> _What to work on_: Only the lines from the one containing "Extract the structured" to the end of the material are to be copied, exactly and in full; images stay out.
═══ Provided records ═══
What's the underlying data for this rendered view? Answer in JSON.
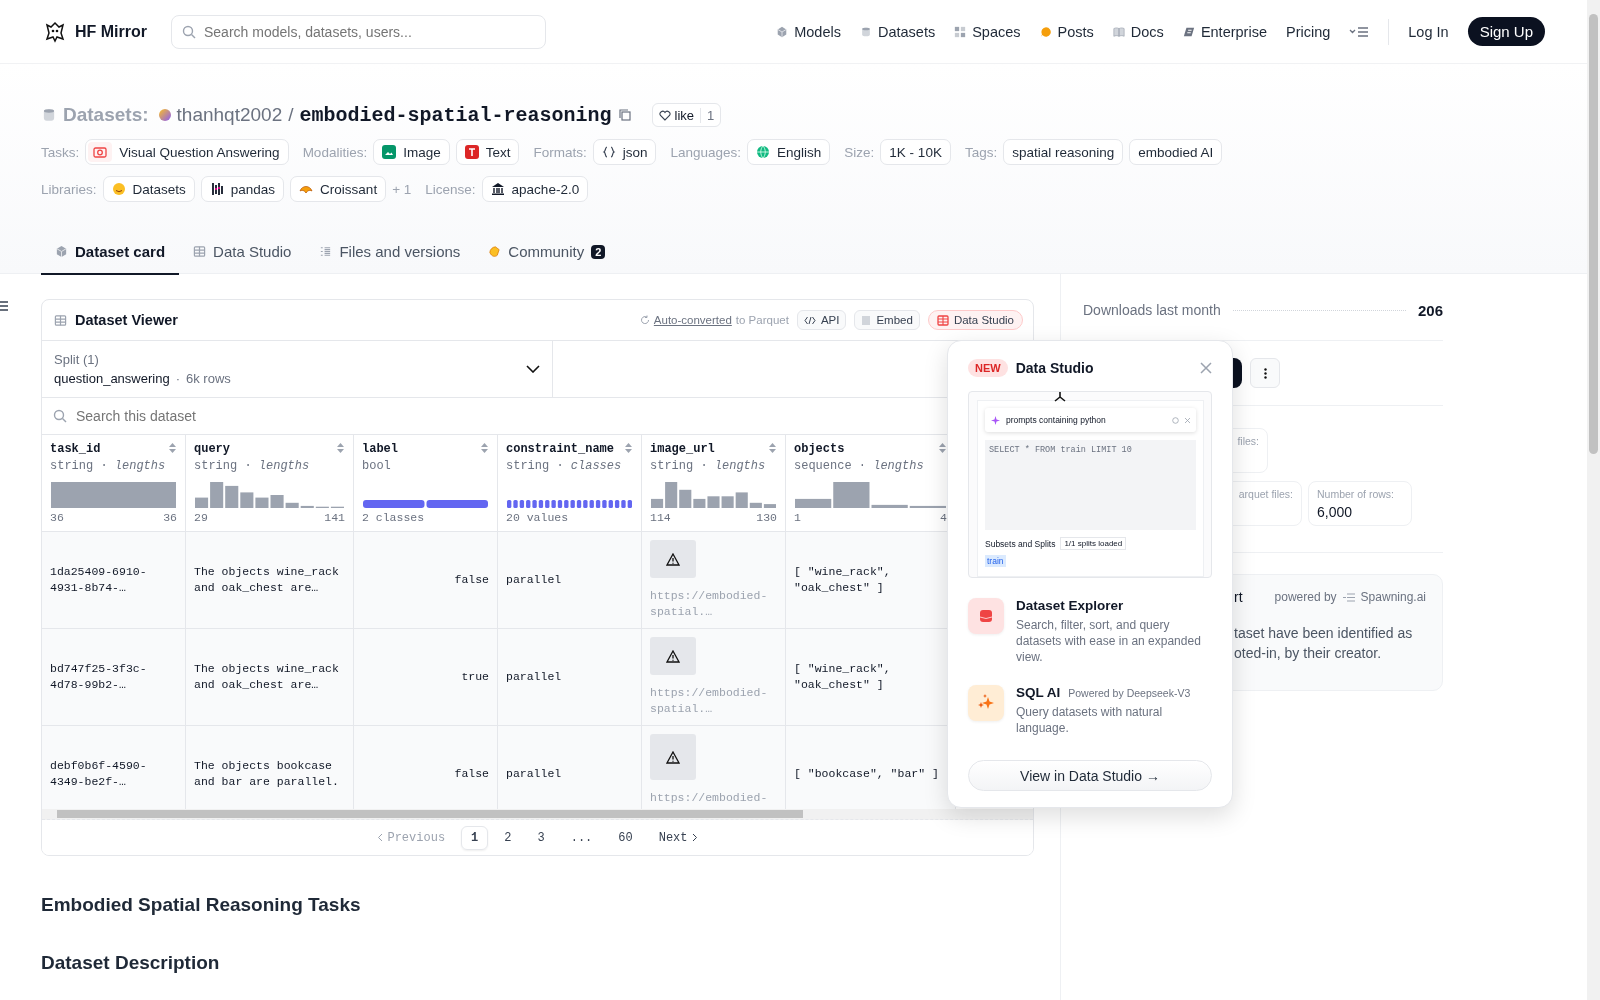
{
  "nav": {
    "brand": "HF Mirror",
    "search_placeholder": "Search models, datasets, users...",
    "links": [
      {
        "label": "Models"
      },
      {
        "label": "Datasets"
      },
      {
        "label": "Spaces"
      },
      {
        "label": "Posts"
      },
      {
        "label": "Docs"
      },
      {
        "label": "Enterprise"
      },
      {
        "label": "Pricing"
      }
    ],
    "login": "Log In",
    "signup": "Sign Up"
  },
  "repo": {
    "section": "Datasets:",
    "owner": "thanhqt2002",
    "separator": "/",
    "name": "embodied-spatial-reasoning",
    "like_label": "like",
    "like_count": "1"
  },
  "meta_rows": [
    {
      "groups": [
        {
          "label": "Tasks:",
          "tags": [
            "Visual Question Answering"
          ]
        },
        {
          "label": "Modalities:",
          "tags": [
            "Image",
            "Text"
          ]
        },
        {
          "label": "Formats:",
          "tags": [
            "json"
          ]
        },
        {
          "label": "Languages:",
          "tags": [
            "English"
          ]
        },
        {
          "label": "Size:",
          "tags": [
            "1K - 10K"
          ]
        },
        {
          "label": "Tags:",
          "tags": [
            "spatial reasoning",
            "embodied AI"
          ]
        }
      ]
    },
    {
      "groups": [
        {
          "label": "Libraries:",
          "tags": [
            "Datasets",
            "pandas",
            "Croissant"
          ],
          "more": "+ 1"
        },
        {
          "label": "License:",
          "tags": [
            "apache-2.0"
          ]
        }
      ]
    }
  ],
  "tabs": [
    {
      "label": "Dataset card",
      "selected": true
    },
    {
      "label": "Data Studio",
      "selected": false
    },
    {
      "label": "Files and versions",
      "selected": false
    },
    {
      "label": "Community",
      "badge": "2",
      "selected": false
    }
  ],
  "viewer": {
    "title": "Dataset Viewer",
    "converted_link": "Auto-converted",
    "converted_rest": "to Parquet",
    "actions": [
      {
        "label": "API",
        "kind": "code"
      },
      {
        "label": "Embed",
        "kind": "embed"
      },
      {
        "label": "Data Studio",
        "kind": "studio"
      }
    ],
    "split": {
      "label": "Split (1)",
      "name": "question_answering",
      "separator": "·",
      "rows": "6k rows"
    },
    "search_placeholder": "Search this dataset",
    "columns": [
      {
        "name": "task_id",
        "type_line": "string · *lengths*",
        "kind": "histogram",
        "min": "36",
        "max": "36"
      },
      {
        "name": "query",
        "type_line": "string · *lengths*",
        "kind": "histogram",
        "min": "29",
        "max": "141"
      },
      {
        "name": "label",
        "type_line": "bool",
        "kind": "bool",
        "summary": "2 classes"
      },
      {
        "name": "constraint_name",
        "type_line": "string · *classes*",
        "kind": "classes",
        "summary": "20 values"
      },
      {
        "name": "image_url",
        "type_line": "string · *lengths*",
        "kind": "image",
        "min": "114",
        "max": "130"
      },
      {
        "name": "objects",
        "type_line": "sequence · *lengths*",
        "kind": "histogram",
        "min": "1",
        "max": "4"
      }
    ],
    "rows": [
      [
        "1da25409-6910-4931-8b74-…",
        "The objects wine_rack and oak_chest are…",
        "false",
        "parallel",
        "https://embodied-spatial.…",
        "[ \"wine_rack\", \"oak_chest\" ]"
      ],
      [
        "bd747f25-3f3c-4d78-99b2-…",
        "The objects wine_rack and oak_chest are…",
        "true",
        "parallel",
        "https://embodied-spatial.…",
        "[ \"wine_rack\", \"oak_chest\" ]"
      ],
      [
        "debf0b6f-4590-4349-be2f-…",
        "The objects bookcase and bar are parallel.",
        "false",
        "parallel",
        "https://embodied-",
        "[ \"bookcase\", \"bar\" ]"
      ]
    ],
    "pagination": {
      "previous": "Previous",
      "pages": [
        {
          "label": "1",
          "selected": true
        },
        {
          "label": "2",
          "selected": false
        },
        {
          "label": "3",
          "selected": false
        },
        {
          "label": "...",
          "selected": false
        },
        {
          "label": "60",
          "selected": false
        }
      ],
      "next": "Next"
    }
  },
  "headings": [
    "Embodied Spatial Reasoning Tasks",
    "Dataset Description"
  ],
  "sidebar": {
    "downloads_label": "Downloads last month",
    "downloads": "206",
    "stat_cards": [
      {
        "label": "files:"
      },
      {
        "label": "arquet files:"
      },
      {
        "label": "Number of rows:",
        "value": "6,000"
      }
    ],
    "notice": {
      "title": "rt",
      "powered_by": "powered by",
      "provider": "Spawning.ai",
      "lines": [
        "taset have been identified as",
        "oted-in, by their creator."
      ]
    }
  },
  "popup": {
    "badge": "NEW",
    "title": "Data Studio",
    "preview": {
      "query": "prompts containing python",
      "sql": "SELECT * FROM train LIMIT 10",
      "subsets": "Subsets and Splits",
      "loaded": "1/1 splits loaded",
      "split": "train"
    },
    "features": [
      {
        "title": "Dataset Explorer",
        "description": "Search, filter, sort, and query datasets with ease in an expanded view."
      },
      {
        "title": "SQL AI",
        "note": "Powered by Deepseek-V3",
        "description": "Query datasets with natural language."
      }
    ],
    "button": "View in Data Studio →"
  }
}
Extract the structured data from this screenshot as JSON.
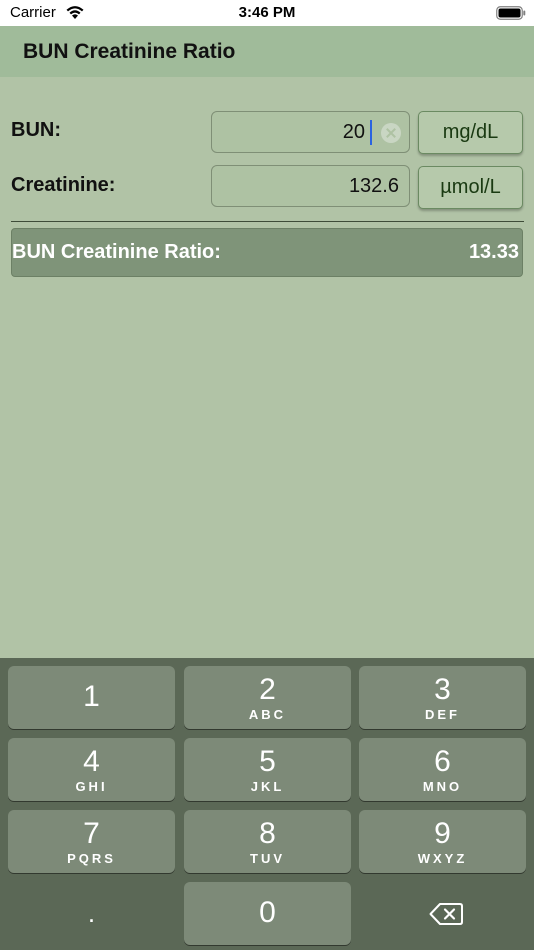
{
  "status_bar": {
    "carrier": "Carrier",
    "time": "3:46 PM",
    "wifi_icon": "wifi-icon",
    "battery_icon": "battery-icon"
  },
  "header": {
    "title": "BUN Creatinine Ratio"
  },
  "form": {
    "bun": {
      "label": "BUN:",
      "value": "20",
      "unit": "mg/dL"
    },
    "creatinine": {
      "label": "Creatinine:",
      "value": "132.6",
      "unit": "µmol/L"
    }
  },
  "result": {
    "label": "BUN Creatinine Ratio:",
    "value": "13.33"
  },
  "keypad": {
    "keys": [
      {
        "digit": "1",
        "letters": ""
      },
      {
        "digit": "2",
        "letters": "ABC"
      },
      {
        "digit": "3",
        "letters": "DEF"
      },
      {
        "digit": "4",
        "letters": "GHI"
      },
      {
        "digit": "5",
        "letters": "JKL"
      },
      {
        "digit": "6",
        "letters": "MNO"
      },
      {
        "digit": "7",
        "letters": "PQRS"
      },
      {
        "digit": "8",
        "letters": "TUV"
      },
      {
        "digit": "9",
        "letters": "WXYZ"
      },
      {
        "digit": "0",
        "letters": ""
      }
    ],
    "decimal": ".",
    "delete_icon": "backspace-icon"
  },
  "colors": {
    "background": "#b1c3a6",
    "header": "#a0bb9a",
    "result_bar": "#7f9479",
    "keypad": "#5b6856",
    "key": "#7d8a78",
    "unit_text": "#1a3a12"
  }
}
═══
> _Exercise solution_:
Extract the structured data from this screenshot as JSON.
{
  "status_bar": {
    "carrier": "Carrier",
    "time": "3:46 PM",
    "wifi_icon": "wifi-icon",
    "battery_icon": "battery-icon"
  },
  "header": {
    "title": "BUN Creatinine Ratio"
  },
  "form": {
    "bun": {
      "label": "BUN:",
      "value": "20",
      "unit": "mg/dL"
    },
    "creatinine": {
      "label": "Creatinine:",
      "value": "132.6",
      "unit": "µmol/L"
    }
  },
  "result": {
    "label": "BUN Creatinine Ratio:",
    "value": "13.33"
  },
  "keypad": {
    "keys": [
      {
        "digit": "1",
        "letters": ""
      },
      {
        "digit": "2",
        "letters": "ABC"
      },
      {
        "digit": "3",
        "letters": "DEF"
      },
      {
        "digit": "4",
        "letters": "GHI"
      },
      {
        "digit": "5",
        "letters": "JKL"
      },
      {
        "digit": "6",
        "letters": "MNO"
      },
      {
        "digit": "7",
        "letters": "PQRS"
      },
      {
        "digit": "8",
        "letters": "TUV"
      },
      {
        "digit": "9",
        "letters": "WXYZ"
      },
      {
        "digit": "0",
        "letters": ""
      }
    ],
    "decimal": ".",
    "delete_icon": "backspace-icon"
  },
  "colors": {
    "background": "#b1c3a6",
    "header": "#a0bb9a",
    "result_bar": "#7f9479",
    "keypad": "#5b6856",
    "key": "#7d8a78",
    "unit_text": "#1a3a12"
  }
}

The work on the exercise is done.